+++ Exercise data +++
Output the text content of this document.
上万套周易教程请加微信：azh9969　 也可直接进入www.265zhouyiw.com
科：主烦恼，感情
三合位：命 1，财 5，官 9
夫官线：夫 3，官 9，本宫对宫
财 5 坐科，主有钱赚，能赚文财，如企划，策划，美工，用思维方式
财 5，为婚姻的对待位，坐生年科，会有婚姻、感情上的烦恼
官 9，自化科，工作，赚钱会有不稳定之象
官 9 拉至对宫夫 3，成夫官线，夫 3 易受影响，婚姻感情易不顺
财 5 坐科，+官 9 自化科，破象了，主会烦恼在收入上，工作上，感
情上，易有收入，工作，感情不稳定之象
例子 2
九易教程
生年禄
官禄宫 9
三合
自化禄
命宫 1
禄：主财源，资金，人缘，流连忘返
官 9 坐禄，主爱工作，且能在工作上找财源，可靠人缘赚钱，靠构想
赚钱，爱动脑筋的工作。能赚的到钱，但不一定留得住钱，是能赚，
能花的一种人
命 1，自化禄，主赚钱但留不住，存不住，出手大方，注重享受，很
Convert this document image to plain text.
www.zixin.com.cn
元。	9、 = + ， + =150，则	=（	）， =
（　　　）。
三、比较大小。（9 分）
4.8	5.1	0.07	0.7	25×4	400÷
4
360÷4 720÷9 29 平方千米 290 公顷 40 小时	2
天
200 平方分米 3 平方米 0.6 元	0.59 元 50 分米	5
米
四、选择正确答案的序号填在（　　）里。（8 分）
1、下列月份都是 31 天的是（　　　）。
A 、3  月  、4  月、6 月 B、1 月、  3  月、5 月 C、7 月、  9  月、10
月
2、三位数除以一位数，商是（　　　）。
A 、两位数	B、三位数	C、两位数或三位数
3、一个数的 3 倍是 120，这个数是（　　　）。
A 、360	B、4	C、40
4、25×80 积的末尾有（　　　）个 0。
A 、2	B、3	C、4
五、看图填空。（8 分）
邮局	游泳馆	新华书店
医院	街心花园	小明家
+++
» **Aim of the exercise**: Collect every line above that contains the word "document".

» **Response for this exercise**:
Output the text content of this document.
Convert this document image to plain text.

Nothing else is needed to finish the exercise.